▶ **TASK INPUTS**

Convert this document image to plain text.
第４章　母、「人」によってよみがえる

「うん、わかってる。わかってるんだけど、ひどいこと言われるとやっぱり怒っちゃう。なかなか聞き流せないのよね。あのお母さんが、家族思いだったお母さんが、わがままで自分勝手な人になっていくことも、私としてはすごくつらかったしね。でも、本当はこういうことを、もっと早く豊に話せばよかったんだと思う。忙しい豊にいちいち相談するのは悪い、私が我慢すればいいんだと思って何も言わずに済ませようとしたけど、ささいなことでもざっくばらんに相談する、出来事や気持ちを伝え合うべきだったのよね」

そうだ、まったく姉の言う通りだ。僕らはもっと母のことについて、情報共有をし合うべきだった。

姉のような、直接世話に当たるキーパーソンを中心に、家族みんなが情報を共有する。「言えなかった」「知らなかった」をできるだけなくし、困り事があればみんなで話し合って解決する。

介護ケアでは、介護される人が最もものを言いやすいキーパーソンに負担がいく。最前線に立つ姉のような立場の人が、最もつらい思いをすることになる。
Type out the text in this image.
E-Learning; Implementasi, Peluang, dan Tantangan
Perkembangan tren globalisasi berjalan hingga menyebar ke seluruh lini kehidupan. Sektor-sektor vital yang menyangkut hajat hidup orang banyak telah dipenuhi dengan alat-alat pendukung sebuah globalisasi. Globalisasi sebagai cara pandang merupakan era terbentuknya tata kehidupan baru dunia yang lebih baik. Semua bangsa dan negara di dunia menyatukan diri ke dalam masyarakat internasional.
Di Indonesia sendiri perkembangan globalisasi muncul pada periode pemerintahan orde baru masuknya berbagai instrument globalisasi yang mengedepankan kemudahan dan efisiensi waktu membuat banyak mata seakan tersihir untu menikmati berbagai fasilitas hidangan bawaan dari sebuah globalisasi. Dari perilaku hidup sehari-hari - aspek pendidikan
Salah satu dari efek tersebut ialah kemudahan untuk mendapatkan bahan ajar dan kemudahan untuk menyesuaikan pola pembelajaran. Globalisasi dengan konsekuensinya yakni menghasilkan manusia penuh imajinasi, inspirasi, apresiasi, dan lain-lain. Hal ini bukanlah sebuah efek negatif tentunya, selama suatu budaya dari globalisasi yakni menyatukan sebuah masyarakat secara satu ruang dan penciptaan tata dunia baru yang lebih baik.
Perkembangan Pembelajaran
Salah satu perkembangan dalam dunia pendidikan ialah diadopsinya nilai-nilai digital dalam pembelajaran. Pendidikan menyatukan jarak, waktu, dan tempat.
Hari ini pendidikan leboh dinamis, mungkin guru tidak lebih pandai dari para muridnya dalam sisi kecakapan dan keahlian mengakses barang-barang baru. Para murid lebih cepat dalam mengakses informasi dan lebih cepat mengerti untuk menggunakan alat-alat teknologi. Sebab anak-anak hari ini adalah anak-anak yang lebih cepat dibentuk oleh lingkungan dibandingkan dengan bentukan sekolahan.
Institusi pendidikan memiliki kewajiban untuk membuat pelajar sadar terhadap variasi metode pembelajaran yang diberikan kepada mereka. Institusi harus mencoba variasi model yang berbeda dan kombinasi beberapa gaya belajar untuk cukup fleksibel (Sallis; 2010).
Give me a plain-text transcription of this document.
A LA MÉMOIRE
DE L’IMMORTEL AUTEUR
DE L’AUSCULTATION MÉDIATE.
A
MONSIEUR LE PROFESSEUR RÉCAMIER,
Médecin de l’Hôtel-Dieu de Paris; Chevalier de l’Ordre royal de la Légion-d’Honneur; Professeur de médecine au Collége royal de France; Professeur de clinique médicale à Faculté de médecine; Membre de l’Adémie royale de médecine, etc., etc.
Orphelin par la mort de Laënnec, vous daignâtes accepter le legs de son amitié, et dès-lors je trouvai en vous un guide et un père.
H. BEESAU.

▶ **PROMPT**
Give back only a number, the number of lines where the string "text" occurs.

▶ **OUTPUT OF THE TASK**
3